→ Task to carry out:
Give every line of the data again, unchanged, but with no pictures.

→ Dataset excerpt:
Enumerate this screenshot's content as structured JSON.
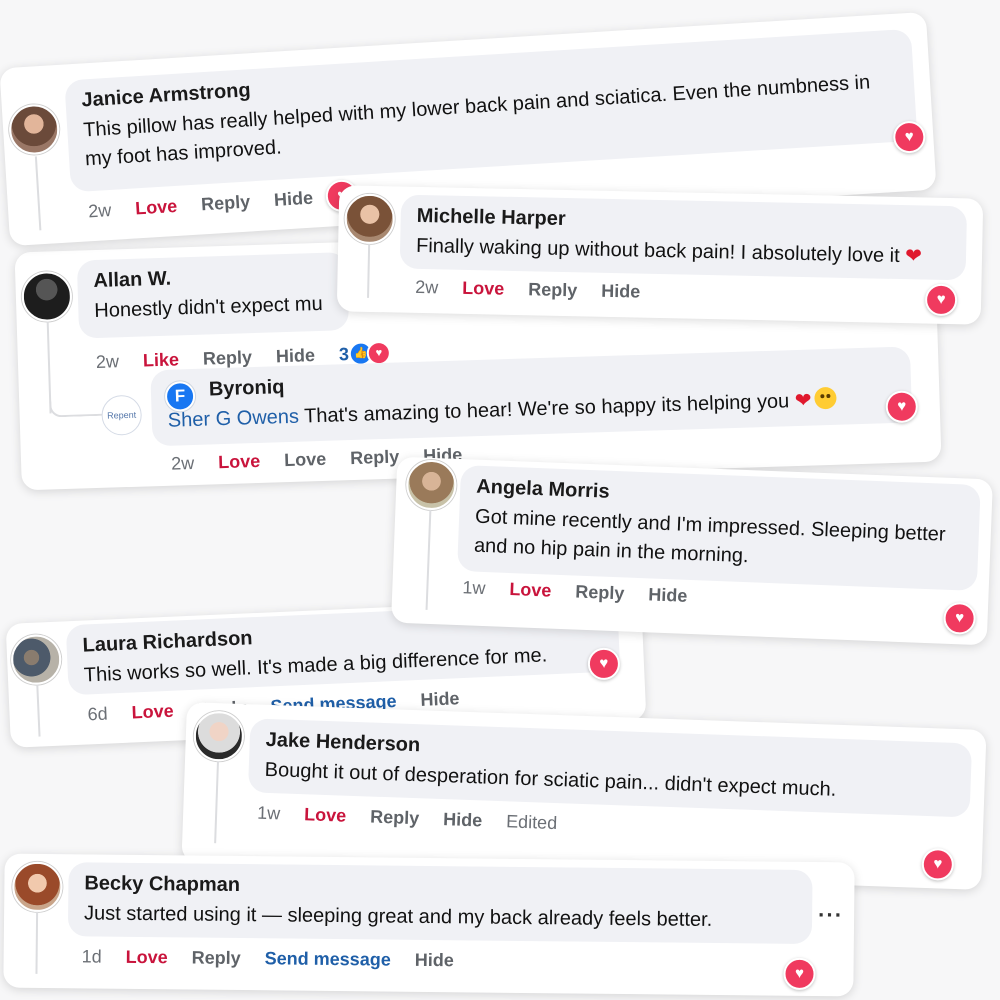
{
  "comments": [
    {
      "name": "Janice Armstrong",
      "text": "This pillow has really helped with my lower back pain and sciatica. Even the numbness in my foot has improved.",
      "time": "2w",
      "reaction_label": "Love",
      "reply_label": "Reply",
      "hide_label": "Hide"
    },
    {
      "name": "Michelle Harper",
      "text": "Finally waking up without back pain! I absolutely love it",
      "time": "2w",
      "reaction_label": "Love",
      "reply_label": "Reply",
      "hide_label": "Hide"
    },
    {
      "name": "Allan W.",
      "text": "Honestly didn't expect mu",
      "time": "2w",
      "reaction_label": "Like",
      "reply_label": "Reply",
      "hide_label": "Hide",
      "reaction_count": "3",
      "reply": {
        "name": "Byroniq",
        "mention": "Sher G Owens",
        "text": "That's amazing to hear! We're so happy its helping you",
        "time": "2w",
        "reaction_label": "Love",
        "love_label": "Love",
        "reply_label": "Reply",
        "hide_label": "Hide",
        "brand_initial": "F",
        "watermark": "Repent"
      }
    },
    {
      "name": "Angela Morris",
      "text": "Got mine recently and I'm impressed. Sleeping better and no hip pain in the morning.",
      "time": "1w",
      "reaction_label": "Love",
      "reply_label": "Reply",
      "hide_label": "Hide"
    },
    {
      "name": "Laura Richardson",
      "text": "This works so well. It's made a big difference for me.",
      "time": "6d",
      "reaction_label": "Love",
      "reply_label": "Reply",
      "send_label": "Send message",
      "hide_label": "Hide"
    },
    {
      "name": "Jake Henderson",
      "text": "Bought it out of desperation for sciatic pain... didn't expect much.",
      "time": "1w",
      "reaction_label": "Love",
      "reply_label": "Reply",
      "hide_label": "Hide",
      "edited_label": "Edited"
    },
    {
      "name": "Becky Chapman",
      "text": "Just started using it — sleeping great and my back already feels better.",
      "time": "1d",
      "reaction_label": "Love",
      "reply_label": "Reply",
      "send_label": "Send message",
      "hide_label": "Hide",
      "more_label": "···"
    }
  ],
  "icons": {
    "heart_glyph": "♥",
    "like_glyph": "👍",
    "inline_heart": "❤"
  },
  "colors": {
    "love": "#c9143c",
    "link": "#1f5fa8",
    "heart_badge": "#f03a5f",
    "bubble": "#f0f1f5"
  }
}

→ Written response:
Enumerate this screenshot's content as structured JSON.
{
  "comments": [
    {
      "name": "Janice Armstrong",
      "text": "This pillow has really helped with my lower back pain and sciatica. Even the numbness in my foot has improved.",
      "time": "2w",
      "reaction_label": "Love",
      "reply_label": "Reply",
      "hide_label": "Hide"
    },
    {
      "name": "Michelle Harper",
      "text": "Finally waking up without back pain! I absolutely love it",
      "time": "2w",
      "reaction_label": "Love",
      "reply_label": "Reply",
      "hide_label": "Hide"
    },
    {
      "name": "Allan W.",
      "text": "Honestly didn't expect mu",
      "time": "2w",
      "reaction_label": "Like",
      "reply_label": "Reply",
      "hide_label": "Hide",
      "reaction_count": "3",
      "reply": {
        "name": "Byroniq",
        "mention": "Sher G Owens",
        "text": "That's amazing to hear! We're so happy its helping you",
        "time": "2w",
        "reaction_label": "Love",
        "love_label": "Love",
        "reply_label": "Reply",
        "hide_label": "Hide",
        "brand_initial": "F",
        "watermark": "Repent"
      }
    },
    {
      "name": "Angela Morris",
      "text": "Got mine recently and I'm impressed. Sleeping better and no hip pain in the morning.",
      "time": "1w",
      "reaction_label": "Love",
      "reply_label": "Reply",
      "hide_label": "Hide"
    },
    {
      "name": "Laura Richardson",
      "text": "This works so well. It's made a big difference for me.",
      "time": "6d",
      "reaction_label": "Love",
      "reply_label": "Reply",
      "send_label": "Send message",
      "hide_label": "Hide"
    },
    {
      "name": "Jake Henderson",
      "text": "Bought it out of desperation for sciatic pain... didn't expect much.",
      "time": "1w",
      "reaction_label": "Love",
      "reply_label": "Reply",
      "hide_label": "Hide",
      "edited_label": "Edited"
    },
    {
      "name": "Becky Chapman",
      "text": "Just started using it — sleeping great and my back already feels better.",
      "time": "1d",
      "reaction_label": "Love",
      "reply_label": "Reply",
      "send_label": "Send message",
      "hide_label": "Hide",
      "more_label": "···"
    }
  ],
  "icons": {
    "heart_glyph": "♥",
    "like_glyph": "👍",
    "inline_heart": "❤"
  },
  "colors": {
    "love": "#c9143c",
    "link": "#1f5fa8",
    "heart_badge": "#f03a5f",
    "bubble": "#f0f1f5"
  }
}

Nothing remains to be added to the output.